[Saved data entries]
________________________

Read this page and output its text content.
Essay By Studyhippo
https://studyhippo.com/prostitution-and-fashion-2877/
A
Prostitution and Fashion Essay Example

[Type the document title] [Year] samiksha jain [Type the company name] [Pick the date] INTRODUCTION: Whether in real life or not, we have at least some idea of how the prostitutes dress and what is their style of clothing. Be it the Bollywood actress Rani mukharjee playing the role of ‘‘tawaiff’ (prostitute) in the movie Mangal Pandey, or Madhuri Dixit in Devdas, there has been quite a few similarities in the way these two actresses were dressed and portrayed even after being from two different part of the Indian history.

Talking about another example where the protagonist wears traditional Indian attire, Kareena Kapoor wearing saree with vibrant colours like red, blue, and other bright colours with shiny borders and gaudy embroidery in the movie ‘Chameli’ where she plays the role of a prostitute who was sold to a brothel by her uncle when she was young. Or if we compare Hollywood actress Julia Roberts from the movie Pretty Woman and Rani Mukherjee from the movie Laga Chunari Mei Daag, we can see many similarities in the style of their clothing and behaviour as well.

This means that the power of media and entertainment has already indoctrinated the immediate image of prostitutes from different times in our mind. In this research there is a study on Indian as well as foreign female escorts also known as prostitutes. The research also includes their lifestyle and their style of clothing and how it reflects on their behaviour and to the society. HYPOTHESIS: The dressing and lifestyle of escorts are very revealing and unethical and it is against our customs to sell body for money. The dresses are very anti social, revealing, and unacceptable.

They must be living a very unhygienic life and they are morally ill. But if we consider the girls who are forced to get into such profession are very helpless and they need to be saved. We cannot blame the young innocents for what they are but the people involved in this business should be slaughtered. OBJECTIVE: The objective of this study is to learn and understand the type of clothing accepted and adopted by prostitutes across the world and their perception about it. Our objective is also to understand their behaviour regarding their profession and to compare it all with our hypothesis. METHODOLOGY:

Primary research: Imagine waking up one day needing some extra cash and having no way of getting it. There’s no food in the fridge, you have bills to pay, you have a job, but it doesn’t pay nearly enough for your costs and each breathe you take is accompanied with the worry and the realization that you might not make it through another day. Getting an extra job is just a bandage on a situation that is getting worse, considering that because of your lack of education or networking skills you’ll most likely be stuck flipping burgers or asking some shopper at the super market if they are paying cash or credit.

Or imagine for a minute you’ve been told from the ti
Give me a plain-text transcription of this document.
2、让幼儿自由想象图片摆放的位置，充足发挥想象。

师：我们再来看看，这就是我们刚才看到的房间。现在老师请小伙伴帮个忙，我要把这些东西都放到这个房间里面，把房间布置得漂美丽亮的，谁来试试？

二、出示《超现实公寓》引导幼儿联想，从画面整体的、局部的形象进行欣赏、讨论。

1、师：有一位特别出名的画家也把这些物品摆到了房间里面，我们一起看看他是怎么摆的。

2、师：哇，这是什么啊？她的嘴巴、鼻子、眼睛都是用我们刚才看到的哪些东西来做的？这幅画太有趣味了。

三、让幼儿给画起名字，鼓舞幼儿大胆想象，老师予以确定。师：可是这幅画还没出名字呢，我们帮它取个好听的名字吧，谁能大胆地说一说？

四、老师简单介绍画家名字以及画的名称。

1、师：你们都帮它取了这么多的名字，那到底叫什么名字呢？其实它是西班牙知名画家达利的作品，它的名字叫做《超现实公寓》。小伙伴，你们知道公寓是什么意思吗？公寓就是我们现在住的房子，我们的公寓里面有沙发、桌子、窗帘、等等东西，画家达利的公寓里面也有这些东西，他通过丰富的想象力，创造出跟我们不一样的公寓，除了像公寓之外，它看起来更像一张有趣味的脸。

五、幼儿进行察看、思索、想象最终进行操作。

________________________

| SET PROBLEM |
Write out the complete set of records exactly as given.

| RESPONSE TO THIS EXERCISE |
Read this page and output its text content.
Essay By Studyhippo
https://studyhippo.com/prostitution-and-fashion-2877/
A
Prostitution and Fashion Essay Example

[Type the document title] [Year] samiksha jain [Type the company name] [Pick the date] INTRODUCTION: Whether in real life or not, we have at least some idea of how the prostitutes dress and what is their style of clothing. Be it the Bollywood actress Rani mukharjee playing the role of ‘‘tawaiff’ (prostitute) in the movie Mangal Pandey, or Madhuri Dixit in Devdas, there has been quite a few similarities in the way these two actresses were dressed and portrayed even after being from two different part of the Indian history.

Talking about another example where the protagonist wears traditional Indian attire, Kareena Kapoor wearing saree with vibrant colours like red, blue, and other bright colours with shiny borders and gaudy embroidery in the movie ‘Chameli’ where she plays the role of a prostitute who was sold to a brothel by her uncle when she was young. Or if we compare Hollywood actress Julia Roberts from the movie Pretty Woman and Rani Mukherjee from the movie Laga Chunari Mei Daag, we can see many similarities in the style of their clothing and behaviour as well.

This means that the power of media and entertainment has already indoctrinated the immediate image of prostitutes from different times in our mind. In this research there is a study on Indian as well as foreign female escorts also known as prostitutes. The research also includes their lifestyle and their style of clothing and how it reflects on their behaviour and to the society. HYPOTHESIS: The dressing and lifestyle of escorts are very revealing and unethical and it is against our customs to sell body for money. The dresses are very anti social, revealing, and unacceptable.

They must be living a very unhygienic life and they are morally ill. But if we consider the girls who are forced to get into such profession are very helpless and they need to be saved. We cannot blame the young innocents for what they are but the people involved in this business should be slaughtered. OBJECTIVE: The objective of this study is to learn and understand the type of clothing accepted and adopted by prostitutes across the world and their perception about it. Our objective is also to understand their behaviour regarding their profession and to compare it all with our hypothesis. METHODOLOGY:

Primary research: Imagine waking up one day needing some extra cash and having no way of getting it. There’s no food in the fridge, you have bills to pay, you have a job, but it doesn’t pay nearly enough for your costs and each breathe you take is accompanied with the worry and the realization that you might not make it through another day. Getting an extra job is just a bandage on a situation that is getting worse, considering that because of your lack of education or networking skills you’ll most likely be stuck flipping burgers or asking some shopper at the super market if they are paying cash or credit.

Or imagine for a minute you’ve been told from the ti
Give me a plain-text transcription of this document.
2、让幼儿自由想象图片摆放的位置，充足发挥想象。

师：我们再来看看，这就是我们刚才看到的房间。现在老师请小伙伴帮个忙，我要把这些东西都放到这个房间里面，把房间布置得漂美丽亮的，谁来试试？

二、出示《超现实公寓》引导幼儿联想，从画面整体的、局部的形象进行欣赏、讨论。

1、师：有一位特别出名的画家也把这些物品摆到了房间里面，我们一起看看他是怎么摆的。

2、师：哇，这是什么啊？她的嘴巴、鼻子、眼睛都是用我们刚才看到的哪些东西来做的？这幅画太有趣味了。

三、让幼儿给画起名字，鼓舞幼儿大胆想象，老师予以确定。师：可是这幅画还没出名字呢，我们帮它取个好听的名字吧，谁能大胆地说一说？

四、老师简单介绍画家名字以及画的名称。

1、师：你们都帮它取了这么多的名字，那到底叫什么名字呢？其实它是西班牙知名画家达利的作品，它的名字叫做《超现实公寓》。小伙伴，你们知道公寓是什么意思吗？公寓就是我们现在住的房子，我们的公寓里面有沙发、桌子、窗帘、等等东西，画家达利的公寓里面也有这些东西，他通过丰富的想象力，创造出跟我们不一样的公寓，除了像公寓之外，它看起来更像一张有趣味的脸。

五、幼儿进行察看、思索、想象最终进行操作。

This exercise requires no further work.